*DIRECTION*:
Scan the records below. List lines holding "ylabel".

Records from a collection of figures

┄┄┄┄┄┄

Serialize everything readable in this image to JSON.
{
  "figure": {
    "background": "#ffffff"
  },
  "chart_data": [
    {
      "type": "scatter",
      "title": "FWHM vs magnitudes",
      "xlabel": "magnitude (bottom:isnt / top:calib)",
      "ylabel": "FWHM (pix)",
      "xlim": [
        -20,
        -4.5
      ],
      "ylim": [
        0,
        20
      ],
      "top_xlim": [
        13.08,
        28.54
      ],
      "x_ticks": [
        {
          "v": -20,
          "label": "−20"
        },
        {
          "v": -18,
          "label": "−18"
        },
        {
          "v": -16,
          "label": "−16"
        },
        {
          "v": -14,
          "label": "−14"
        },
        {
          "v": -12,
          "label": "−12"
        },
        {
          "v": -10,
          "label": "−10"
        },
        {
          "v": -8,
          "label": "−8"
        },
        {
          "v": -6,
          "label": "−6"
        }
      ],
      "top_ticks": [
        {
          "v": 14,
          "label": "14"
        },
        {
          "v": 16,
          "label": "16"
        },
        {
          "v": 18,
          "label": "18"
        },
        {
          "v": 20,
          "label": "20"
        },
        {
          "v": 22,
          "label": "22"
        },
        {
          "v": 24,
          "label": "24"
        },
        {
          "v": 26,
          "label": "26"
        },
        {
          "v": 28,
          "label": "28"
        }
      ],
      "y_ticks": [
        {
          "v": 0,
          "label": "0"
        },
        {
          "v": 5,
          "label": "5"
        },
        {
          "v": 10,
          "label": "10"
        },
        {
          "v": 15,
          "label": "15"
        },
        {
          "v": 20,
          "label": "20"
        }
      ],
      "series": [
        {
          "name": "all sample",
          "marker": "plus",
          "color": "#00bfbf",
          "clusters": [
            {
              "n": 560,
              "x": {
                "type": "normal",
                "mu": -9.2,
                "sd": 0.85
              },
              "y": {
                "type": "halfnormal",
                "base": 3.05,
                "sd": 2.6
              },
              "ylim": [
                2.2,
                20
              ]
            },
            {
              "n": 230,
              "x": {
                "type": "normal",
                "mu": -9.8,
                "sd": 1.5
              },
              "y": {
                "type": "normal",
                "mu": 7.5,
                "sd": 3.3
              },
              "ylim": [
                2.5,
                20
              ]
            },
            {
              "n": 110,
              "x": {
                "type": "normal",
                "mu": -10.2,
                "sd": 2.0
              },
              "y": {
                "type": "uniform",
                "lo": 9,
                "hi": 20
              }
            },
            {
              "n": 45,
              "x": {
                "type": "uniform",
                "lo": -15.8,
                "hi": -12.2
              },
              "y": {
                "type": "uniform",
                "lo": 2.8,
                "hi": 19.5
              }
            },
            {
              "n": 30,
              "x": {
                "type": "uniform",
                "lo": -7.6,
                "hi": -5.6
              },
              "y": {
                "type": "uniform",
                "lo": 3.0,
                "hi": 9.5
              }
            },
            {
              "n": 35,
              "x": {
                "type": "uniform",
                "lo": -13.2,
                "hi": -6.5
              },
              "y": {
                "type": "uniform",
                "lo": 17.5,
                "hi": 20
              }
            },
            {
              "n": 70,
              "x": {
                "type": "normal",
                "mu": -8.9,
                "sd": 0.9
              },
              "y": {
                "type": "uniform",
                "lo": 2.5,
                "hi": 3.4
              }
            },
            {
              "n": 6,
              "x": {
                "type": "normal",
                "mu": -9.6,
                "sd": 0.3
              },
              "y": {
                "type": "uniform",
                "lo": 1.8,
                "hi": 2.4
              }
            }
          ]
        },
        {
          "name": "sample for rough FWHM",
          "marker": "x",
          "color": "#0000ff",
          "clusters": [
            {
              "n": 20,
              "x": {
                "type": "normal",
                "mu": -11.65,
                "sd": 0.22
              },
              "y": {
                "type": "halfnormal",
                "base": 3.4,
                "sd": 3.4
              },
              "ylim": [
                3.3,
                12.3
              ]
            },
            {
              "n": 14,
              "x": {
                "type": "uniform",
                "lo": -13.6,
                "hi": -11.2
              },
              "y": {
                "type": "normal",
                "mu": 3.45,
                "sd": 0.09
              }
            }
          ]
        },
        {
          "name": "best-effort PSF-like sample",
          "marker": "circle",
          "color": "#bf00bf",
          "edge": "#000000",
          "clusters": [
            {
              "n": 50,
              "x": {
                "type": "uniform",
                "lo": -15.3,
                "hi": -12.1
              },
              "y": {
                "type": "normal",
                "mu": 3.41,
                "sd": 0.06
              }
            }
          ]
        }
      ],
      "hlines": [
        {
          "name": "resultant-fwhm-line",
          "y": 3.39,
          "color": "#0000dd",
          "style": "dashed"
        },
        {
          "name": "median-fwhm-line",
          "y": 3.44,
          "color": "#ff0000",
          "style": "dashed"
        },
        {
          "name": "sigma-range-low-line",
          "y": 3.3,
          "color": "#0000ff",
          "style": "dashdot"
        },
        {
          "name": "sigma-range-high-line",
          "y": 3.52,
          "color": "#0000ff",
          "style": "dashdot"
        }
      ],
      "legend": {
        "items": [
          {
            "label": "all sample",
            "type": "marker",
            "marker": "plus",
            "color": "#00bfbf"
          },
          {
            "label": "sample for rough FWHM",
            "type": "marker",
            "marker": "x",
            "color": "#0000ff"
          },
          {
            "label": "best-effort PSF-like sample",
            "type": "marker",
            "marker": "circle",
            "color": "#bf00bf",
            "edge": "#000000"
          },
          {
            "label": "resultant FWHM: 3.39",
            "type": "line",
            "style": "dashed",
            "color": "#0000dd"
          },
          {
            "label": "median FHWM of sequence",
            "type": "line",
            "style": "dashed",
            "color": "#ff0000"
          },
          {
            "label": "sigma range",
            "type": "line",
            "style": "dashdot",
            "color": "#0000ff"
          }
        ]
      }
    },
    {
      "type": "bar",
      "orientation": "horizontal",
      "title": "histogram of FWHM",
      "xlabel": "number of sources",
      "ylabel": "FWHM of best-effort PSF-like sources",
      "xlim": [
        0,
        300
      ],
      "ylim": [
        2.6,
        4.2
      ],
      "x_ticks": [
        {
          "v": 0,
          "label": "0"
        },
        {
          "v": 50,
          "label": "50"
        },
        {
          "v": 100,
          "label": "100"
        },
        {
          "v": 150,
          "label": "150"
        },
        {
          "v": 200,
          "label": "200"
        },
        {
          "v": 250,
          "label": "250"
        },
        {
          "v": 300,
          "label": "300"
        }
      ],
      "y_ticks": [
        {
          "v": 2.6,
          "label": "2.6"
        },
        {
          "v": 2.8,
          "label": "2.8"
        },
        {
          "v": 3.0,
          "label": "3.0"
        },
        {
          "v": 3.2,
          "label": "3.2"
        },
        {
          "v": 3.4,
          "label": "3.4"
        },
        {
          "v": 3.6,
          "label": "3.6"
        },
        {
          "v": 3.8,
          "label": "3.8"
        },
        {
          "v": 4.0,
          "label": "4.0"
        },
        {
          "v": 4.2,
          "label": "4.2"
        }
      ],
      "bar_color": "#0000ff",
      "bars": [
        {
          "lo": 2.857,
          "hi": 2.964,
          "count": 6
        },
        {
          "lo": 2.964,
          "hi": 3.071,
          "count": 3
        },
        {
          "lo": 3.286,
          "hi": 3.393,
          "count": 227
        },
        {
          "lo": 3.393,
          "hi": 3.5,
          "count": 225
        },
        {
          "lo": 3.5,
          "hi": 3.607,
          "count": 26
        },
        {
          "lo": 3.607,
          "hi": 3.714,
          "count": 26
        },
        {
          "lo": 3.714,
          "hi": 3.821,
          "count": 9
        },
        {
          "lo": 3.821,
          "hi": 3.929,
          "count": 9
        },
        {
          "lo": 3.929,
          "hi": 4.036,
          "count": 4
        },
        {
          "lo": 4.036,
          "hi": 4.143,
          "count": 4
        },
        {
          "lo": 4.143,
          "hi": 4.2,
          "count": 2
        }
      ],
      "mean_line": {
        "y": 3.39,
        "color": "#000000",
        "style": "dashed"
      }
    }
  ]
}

┄┄┄┄┄┄

*EXPECTED OUTPUT*:
      "ylabel": "FWHM (pix)",
      "ylabel": "FWHM of best-effort PSF-like sources",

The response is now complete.